# start of MATERIAL FOR THE TASK

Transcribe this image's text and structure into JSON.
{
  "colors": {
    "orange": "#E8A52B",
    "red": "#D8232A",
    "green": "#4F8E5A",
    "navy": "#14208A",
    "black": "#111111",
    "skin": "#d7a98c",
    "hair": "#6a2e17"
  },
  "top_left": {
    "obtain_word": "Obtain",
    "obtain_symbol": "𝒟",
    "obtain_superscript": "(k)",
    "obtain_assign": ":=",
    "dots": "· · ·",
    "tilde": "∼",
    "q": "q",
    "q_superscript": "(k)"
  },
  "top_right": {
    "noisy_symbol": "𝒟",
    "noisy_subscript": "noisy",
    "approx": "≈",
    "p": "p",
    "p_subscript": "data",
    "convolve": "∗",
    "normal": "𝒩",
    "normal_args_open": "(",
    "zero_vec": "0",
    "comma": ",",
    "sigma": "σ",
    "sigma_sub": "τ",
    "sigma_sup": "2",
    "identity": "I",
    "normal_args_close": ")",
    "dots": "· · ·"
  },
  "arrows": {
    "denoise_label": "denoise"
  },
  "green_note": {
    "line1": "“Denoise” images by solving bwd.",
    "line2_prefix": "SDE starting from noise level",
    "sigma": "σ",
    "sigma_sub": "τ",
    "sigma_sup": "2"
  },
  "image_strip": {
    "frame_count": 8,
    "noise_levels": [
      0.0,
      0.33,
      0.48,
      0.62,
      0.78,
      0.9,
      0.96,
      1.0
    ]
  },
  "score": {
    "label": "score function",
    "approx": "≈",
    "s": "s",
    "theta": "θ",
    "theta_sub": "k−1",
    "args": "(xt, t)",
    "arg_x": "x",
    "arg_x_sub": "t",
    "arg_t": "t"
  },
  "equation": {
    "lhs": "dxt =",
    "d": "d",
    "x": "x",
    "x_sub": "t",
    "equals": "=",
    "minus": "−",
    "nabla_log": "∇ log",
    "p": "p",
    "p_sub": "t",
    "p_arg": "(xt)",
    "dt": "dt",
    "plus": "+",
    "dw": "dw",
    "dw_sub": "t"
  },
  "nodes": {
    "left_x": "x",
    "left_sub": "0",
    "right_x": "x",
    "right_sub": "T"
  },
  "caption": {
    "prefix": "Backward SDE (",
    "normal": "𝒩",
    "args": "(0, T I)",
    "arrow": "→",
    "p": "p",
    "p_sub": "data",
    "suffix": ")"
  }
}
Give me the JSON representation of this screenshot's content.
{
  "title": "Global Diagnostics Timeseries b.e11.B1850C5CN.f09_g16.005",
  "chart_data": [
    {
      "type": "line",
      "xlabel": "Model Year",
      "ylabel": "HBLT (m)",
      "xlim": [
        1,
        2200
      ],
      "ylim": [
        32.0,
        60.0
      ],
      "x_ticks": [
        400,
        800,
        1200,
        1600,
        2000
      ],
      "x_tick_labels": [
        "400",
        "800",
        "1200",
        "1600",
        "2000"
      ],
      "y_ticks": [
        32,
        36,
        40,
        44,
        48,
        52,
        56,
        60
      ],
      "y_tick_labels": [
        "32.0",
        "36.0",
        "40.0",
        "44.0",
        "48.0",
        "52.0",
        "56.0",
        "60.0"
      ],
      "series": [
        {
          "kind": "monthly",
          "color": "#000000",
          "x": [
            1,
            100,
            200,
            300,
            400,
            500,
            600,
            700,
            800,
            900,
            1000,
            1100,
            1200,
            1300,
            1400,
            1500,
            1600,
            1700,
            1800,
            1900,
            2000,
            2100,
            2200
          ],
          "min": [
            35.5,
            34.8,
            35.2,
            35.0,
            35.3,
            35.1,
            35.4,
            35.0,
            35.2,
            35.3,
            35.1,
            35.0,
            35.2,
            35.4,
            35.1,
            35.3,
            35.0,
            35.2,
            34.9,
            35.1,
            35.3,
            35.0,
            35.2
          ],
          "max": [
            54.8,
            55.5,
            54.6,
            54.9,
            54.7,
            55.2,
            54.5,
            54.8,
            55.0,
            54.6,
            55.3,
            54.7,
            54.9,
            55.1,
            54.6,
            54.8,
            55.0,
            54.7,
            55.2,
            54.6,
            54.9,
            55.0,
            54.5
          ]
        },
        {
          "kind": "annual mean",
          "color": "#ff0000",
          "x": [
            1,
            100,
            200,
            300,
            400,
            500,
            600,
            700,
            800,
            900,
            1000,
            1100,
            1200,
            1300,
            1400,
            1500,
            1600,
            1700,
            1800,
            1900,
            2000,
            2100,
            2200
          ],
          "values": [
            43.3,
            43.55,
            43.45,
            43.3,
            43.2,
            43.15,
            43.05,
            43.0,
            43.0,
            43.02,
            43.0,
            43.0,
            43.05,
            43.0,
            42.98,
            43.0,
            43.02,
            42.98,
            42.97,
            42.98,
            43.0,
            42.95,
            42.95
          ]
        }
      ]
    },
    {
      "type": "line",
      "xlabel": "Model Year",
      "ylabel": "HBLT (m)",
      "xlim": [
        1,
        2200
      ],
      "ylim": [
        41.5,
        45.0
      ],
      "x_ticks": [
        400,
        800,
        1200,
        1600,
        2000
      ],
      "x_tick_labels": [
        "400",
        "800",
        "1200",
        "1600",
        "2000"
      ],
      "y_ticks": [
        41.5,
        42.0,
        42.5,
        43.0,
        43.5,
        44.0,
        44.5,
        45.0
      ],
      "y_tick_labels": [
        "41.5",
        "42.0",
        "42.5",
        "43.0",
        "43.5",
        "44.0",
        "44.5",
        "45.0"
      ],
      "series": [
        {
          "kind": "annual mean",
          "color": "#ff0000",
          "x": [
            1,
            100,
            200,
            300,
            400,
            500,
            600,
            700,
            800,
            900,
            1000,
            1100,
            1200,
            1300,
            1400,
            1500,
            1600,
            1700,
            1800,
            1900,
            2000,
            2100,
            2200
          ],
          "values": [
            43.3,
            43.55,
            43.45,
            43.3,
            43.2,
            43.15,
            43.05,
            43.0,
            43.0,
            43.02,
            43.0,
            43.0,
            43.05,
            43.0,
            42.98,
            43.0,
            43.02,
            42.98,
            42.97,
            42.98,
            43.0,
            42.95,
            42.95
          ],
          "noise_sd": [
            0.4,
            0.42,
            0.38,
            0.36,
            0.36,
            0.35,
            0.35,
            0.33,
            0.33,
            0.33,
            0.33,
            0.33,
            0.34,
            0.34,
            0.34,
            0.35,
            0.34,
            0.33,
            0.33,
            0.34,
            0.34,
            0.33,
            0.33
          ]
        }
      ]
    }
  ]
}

# end of MATERIAL FOR THE TASK

### WHAT IS BEING ASKED
Return all of the entries word for word.

### ANSWER TO THIS EXERCISE
Transcribe this image's text and structure into JSON.
{
  "colors": {
    "orange": "#E8A52B",
    "red": "#D8232A",
    "green": "#4F8E5A",
    "navy": "#14208A",
    "black": "#111111",
    "skin": "#d7a98c",
    "hair": "#6a2e17"
  },
  "top_left": {
    "obtain_word": "Obtain",
    "obtain_symbol": "𝒟",
    "obtain_superscript": "(k)",
    "obtain_assign": ":=",
    "dots": "· · ·",
    "tilde": "∼",
    "q": "q",
    "q_superscript": "(k)"
  },
  "top_right": {
    "noisy_symbol": "𝒟",
    "noisy_subscript": "noisy",
    "approx": "≈",
    "p": "p",
    "p_subscript": "data",
    "convolve": "∗",
    "normal": "𝒩",
    "normal_args_open": "(",
    "zero_vec": "0",
    "comma": ",",
    "sigma": "σ",
    "sigma_sub": "τ",
    "sigma_sup": "2",
    "identity": "I",
    "normal_args_close": ")",
    "dots": "· · ·"
  },
  "arrows": {
    "denoise_label": "denoise"
  },
  "green_note": {
    "line1": "“Denoise” images by solving bwd.",
    "line2_prefix": "SDE starting from noise level",
    "sigma": "σ",
    "sigma_sub": "τ",
    "sigma_sup": "2"
  },
  "image_strip": {
    "frame_count": 8,
    "noise_levels": [
      0.0,
      0.33,
      0.48,
      0.62,
      0.78,
      0.9,
      0.96,
      1.0
    ]
  },
  "score": {
    "label": "score function",
    "approx": "≈",
    "s": "s",
    "theta": "θ",
    "theta_sub": "k−1",
    "args": "(xt, t)",
    "arg_x": "x",
    "arg_x_sub": "t",
    "arg_t": "t"
  },
  "equation": {
    "lhs": "dxt =",
    "d": "d",
    "x": "x",
    "x_sub": "t",
    "equals": "=",
    "minus": "−",
    "nabla_log": "∇ log",
    "p": "p",
    "p_sub": "t",
    "p_arg": "(xt)",
    "dt": "dt",
    "plus": "+",
    "dw": "dw",
    "dw_sub": "t"
  },
  "nodes": {
    "left_x": "x",
    "left_sub": "0",
    "right_x": "x",
    "right_sub": "T"
  },
  "caption": {
    "prefix": "Backward SDE (",
    "normal": "𝒩",
    "args": "(0, T I)",
    "arrow": "→",
    "p": "p",
    "p_sub": "data",
    "suffix": ")"
  }
}
Give me the JSON representation of this screenshot's content.
{
  "title": "Global Diagnostics Timeseries b.e11.B1850C5CN.f09_g16.005",
  "chart_data": [
    {
      "type": "line",
      "xlabel": "Model Year",
      "ylabel": "HBLT (m)",
      "xlim": [
        1,
        2200
      ],
      "ylim": [
        32.0,
        60.0
      ],
      "x_ticks": [
        400,
        800,
        1200,
        1600,
        2000
      ],
      "x_tick_labels": [
        "400",
        "800",
        "1200",
        "1600",
        "2000"
      ],
      "y_ticks": [
        32,
        36,
        40,
        44,
        48,
        52,
        56,
        60
      ],
      "y_tick_labels": [
        "32.0",
        "36.0",
        "40.0",
        "44.0",
        "48.0",
        "52.0",
        "56.0",
        "60.0"
      ],
      "series": [
        {
          "kind": "monthly",
          "color": "#000000",
          "x": [
            1,
            100,
            200,
            300,
            400,
            500,
            600,
            700,
            800,
            900,
            1000,
            1100,
            1200,
            1300,
            1400,
            1500,
            1600,
            1700,
            1800,
            1900,
            2000,
            2100,
            2200
          ],
          "min": [
            35.5,
            34.8,
            35.2,
            35.0,
            35.3,
            35.1,
            35.4,
            35.0,
            35.2,
            35.3,
            35.1,
            35.0,
            35.2,
            35.4,
            35.1,
            35.3,
            35.0,
            35.2,
            34.9,
            35.1,
            35.3,
            35.0,
            35.2
          ],
          "max": [
            54.8,
            55.5,
            54.6,
            54.9,
            54.7,
            55.2,
            54.5,
            54.8,
            55.0,
            54.6,
            55.3,
            54.7,
            54.9,
            55.1,
            54.6,
            54.8,
            55.0,
            54.7,
            55.2,
            54.6,
            54.9,
            55.0,
            54.5
          ]
        },
        {
          "kind": "annual mean",
          "color": "#ff0000",
          "x": [
            1,
            100,
            200,
            300,
            400,
            500,
            600,
            700,
            800,
            900,
            1000,
            1100,
            1200,
            1300,
            1400,
            1500,
            1600,
            1700,
            1800,
            1900,
            2000,
            2100,
            2200
          ],
          "values": [
            43.3,
            43.55,
            43.45,
            43.3,
            43.2,
            43.15,
            43.05,
            43.0,
            43.0,
            43.02,
            43.0,
            43.0,
            43.05,
            43.0,
            42.98,
            43.0,
            43.02,
            42.98,
            42.97,
            42.98,
            43.0,
            42.95,
            42.95
          ]
        }
      ]
    },
    {
      "type": "line",
      "xlabel": "Model Year",
      "ylabel": "HBLT (m)",
      "xlim": [
        1,
        2200
      ],
      "ylim": [
        41.5,
        45.0
      ],
      "x_ticks": [
        400,
        800,
        1200,
        1600,
        2000
      ],
      "x_tick_labels": [
        "400",
        "800",
        "1200",
        "1600",
        "2000"
      ],
      "y_ticks": [
        41.5,
        42.0,
        42.5,
        43.0,
        43.5,
        44.0,
        44.5,
        45.0
      ],
      "y_tick_labels": [
        "41.5",
        "42.0",
        "42.5",
        "43.0",
        "43.5",
        "44.0",
        "44.5",
        "45.0"
      ],
      "series": [
        {
          "kind": "annual mean",
          "color": "#ff0000",
          "x": [
            1,
            100,
            200,
            300,
            400,
            500,
            600,
            700,
            800,
            900,
            1000,
            1100,
            1200,
            1300,
            1400,
            1500,
            1600,
            1700,
            1800,
            1900,
            2000,
            2100,
            2200
          ],
          "values": [
            43.3,
            43.55,
            43.45,
            43.3,
            43.2,
            43.15,
            43.05,
            43.0,
            43.0,
            43.02,
            43.0,
            43.0,
            43.05,
            43.0,
            42.98,
            43.0,
            43.02,
            42.98,
            42.97,
            42.98,
            43.0,
            42.95,
            42.95
          ],
          "noise_sd": [
            0.4,
            0.42,
            0.38,
            0.36,
            0.36,
            0.35,
            0.35,
            0.33,
            0.33,
            0.33,
            0.33,
            0.33,
            0.34,
            0.34,
            0.34,
            0.35,
            0.34,
            0.33,
            0.33,
            0.34,
            0.34,
            0.33,
            0.33
          ]
        }
      ]
    }
  ]
}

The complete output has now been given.